[Start]

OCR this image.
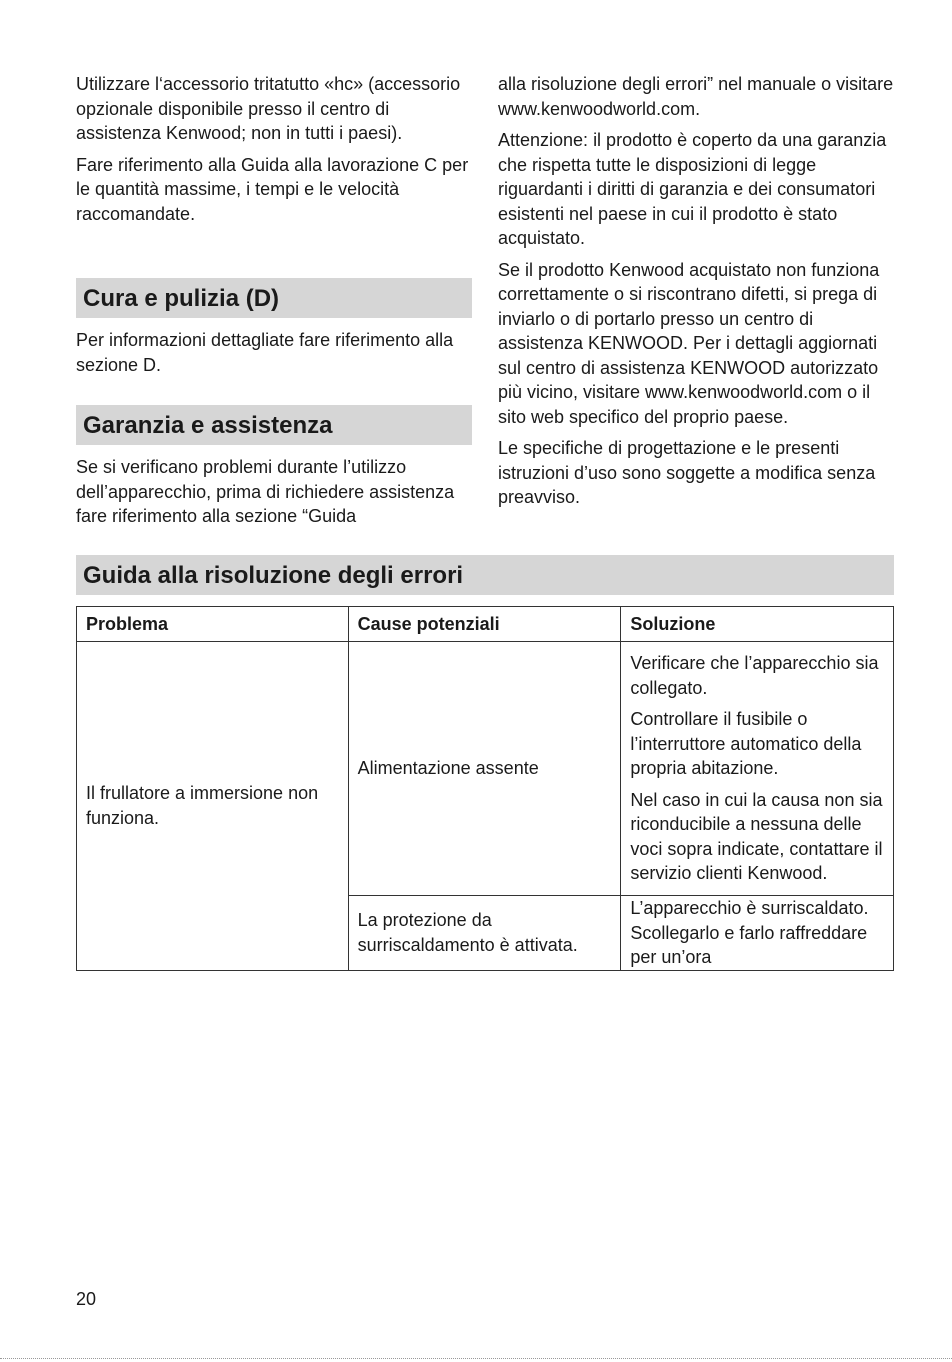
Utilizzare l‘accessorio tritatutto «hc» (accessorio opzionale disponibile presso il centro di assistenza Kenwood; non in tutti i paesi).

Fare riferimento alla Guida alla lavorazione C per le quantità massime, i tempi e le velocità raccomandate.

Cura e pulizia (D)

Per informazioni dettagliate fare riferimento alla sezione D.

Garanzia e assistenza

Se si verificano problemi durante l’utilizzo dell’apparecchio, prima di richiedere assistenza fare riferimento alla sezione “Guida

alla risoluzione degli errori” nel manuale o visitare www.kenwoodworld.com.

Attenzione: il prodotto è coperto da una garanzia che rispetta tutte le disposizioni di legge riguardanti i diritti di garanzia e dei consumatori esistenti nel paese in cui il prodotto è stato acquistato.

Se il prodotto Kenwood acquistato non funziona correttamente o si riscontrano difetti, si prega di inviarlo o di portarlo presso un centro di assistenza KENWOOD. Per i dettagli aggiornati sul centro di assistenza KENWOOD autorizzato più vicino, visitare www.kenwoodworld.com o il sito web specifico del proprio paese.

Le specifiche di progettazione e le presenti istruzioni d’uso sono soggette a modifica senza preavviso.

Guida alla risoluzione degli errori
Problema	Cause potenziali	Soluzione
Il frullatore a immersione non funziona.	Alimentazione assente	Verificare che l’apparecchio sia collegato.

Controllare il fusibile o l’interruttore automatico della propria abitazione.

Nel caso in cui la causa non sia riconducibile a nessuna delle voci sopra indicate, contattare il servizio clienti Kenwood.

	La protezione da surriscaldamento è attivata.	L’apparecchio è surriscaldato. Scollegarlo e farlo raffreddare per un’ora

20
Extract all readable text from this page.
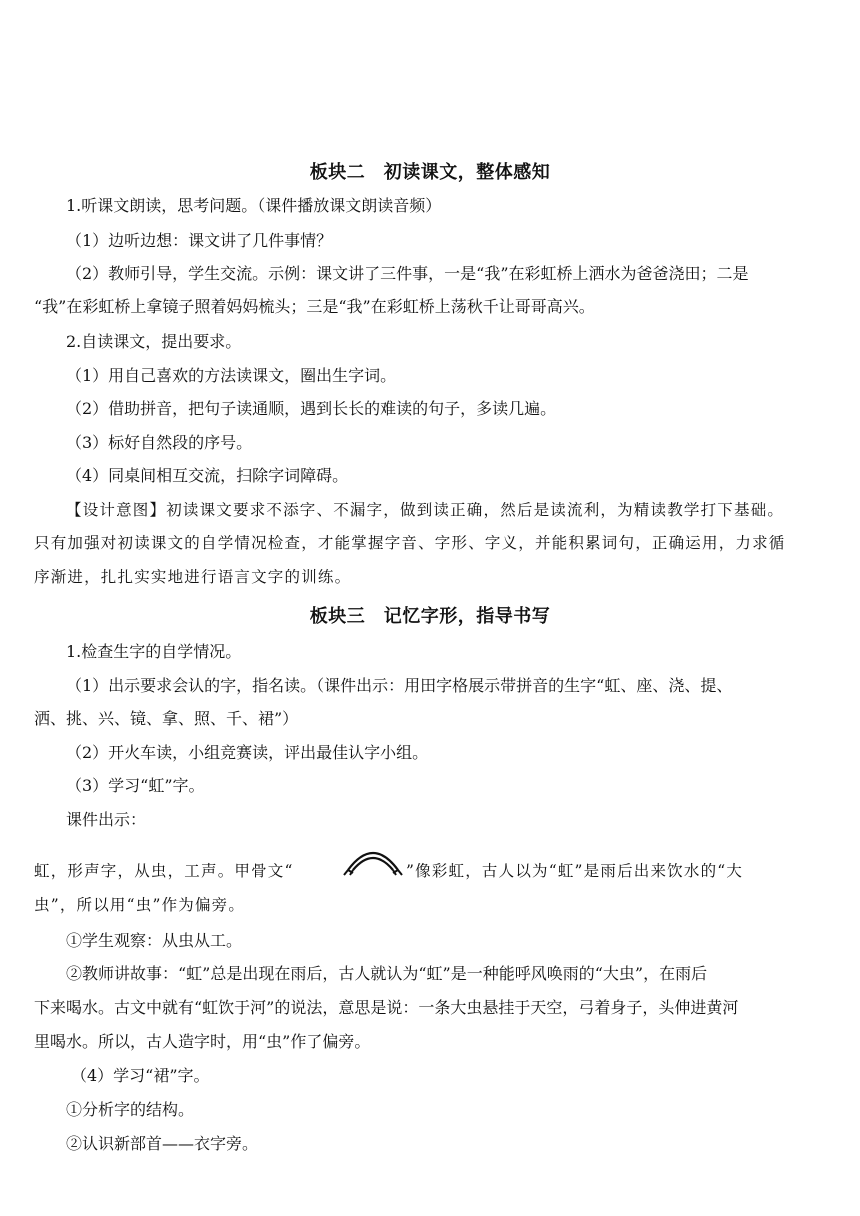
板块二　初读课文，整体感知
1.听课文朗读，思考问题。（课件播放课文朗读音频）
（1）边听边想：课文讲了几件事情？
（2）教师引导，学生交流。示例：课文讲了三件事，一是“我”在彩虹桥上洒水为爸爸浇田；二是
“我”在彩虹桥上拿镜子照着妈妈梳头；三是“我”在彩虹桥上荡秋千让哥哥高兴。
2.自读课文，提出要求。
（1）用自己喜欢的方法读课文，圈出生字词。
（2）借助拼音，把句子读通顺，遇到长长的难读的句子，多读几遍。
（3）标好自然段的序号。
（4）同桌间相互交流，扫除字词障碍。
【设计意图】初读课文要求不添字、不漏字，做到读正确，然后是读流利，为精读教学打下基础。
只有加强对初读课文的自学情况检查，才能掌握字音、字形、字义，并能积累词句，正确运用，力求循
序渐进，扎扎实实地进行语言文字的训练。
板块三　记忆字形，指导书写
1.检查生字的自学情况。
（1）出示要求会认的字，指名读。（课件出示：用田字格展示带拼音的生字“虹、座、浇、提、
洒、挑、兴、镜、拿、照、千、裙”）
（2）开火车读，小组竞赛读，评出最佳认字小组。
（3）学习“虹”字。
课件出示：
虹，形声字，从虫，工声。甲骨文“	”像彩虹，古人以为“虹”是雨后出来饮水的“大
虫”，所以用“虫”作为偏旁。
①学生观察：从虫从工。
②教师讲故事：“虹”总是出现在雨后，古人就认为“虹”是一种能呼风唤雨的“大虫”，在雨后
下来喝水。古文中就有“虹饮于河”的说法，意思是说：一条大虫悬挂于天空，弓着身子，头伸进黄河
里喝水。所以，古人造字时，用“虫”作了偏旁。
（4）学习“裙”字。
①分析字的结构。
②认识新部首——衣字旁。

[End]

### REQUIREMENTS:
Output every entry exactly as given; pictures are not part of the copy.

### SOLUTION FOR THIS TASK:
OCR this image.
Utilizzare l‘accessorio tritatutto «hc» (accessorio opzionale disponibile presso il centro di assistenza Kenwood; non in tutti i paesi).

Fare riferimento alla Guida alla lavorazione C per le quantità massime, i tempi e le velocità raccomandate.

Cura e pulizia (D)

Per informazioni dettagliate fare riferimento alla sezione D.

Garanzia e assistenza

Se si verificano problemi durante l’utilizzo dell’apparecchio, prima di richiedere assistenza fare riferimento alla sezione “Guida

alla risoluzione degli errori” nel manuale o visitare www.kenwoodworld.com.

Attenzione: il prodotto è coperto da una garanzia che rispetta tutte le disposizioni di legge riguardanti i diritti di garanzia e dei consumatori esistenti nel paese in cui il prodotto è stato acquistato.

Se il prodotto Kenwood acquistato non funziona correttamente o si riscontrano difetti, si prega di inviarlo o di portarlo presso un centro di assistenza KENWOOD. Per i dettagli aggiornati sul centro di assistenza KENWOOD autorizzato più vicino, visitare www.kenwoodworld.com o il sito web specifico del proprio paese.

Le specifiche di progettazione e le presenti istruzioni d’uso sono soggette a modifica senza preavviso.

Guida alla risoluzione degli errori
Problema	Cause potenziali	Soluzione
Il frullatore a immersione non funziona.	Alimentazione assente	Verificare che l’apparecchio sia collegato.

Controllare il fusibile o l’interruttore automatico della propria abitazione.

Nel caso in cui la causa non sia riconducibile a nessuna delle voci sopra indicate, contattare il servizio clienti Kenwood.

	La protezione da surriscaldamento è attivata.	L’apparecchio è surriscaldato. Scollegarlo e farlo raffreddare per un’ora

20
Extract all readable text from this page.
板块二　初读课文，整体感知
1.听课文朗读，思考问题。（课件播放课文朗读音频）
（1）边听边想：课文讲了几件事情？
（2）教师引导，学生交流。示例：课文讲了三件事，一是“我”在彩虹桥上洒水为爸爸浇田；二是
“我”在彩虹桥上拿镜子照着妈妈梳头；三是“我”在彩虹桥上荡秋千让哥哥高兴。
2.自读课文，提出要求。
（1）用自己喜欢的方法读课文，圈出生字词。
（2）借助拼音，把句子读通顺，遇到长长的难读的句子，多读几遍。
（3）标好自然段的序号。
（4）同桌间相互交流，扫除字词障碍。
【设计意图】初读课文要求不添字、不漏字，做到读正确，然后是读流利，为精读教学打下基础。
只有加强对初读课文的自学情况检查，才能掌握字音、字形、字义，并能积累词句，正确运用，力求循
序渐进，扎扎实实地进行语言文字的训练。
板块三　记忆字形，指导书写
1.检查生字的自学情况。
（1）出示要求会认的字，指名读。（课件出示：用田字格展示带拼音的生字“虹、座、浇、提、
洒、挑、兴、镜、拿、照、千、裙”）
（2）开火车读，小组竞赛读，评出最佳认字小组。
（3）学习“虹”字。
课件出示：
虹，形声字，从虫，工声。甲骨文“	”像彩虹，古人以为“虹”是雨后出来饮水的“大
虫”，所以用“虫”作为偏旁。
①学生观察：从虫从工。
②教师讲故事：“虹”总是出现在雨后，古人就认为“虹”是一种能呼风唤雨的“大虫”，在雨后
下来喝水。古文中就有“虹饮于河”的说法，意思是说：一条大虫悬挂于天空，弓着身子，头伸进黄河
里喝水。所以，古人造字时，用“虫”作了偏旁。
（4）学习“裙”字。
①分析字的结构。
②认识新部首——衣字旁。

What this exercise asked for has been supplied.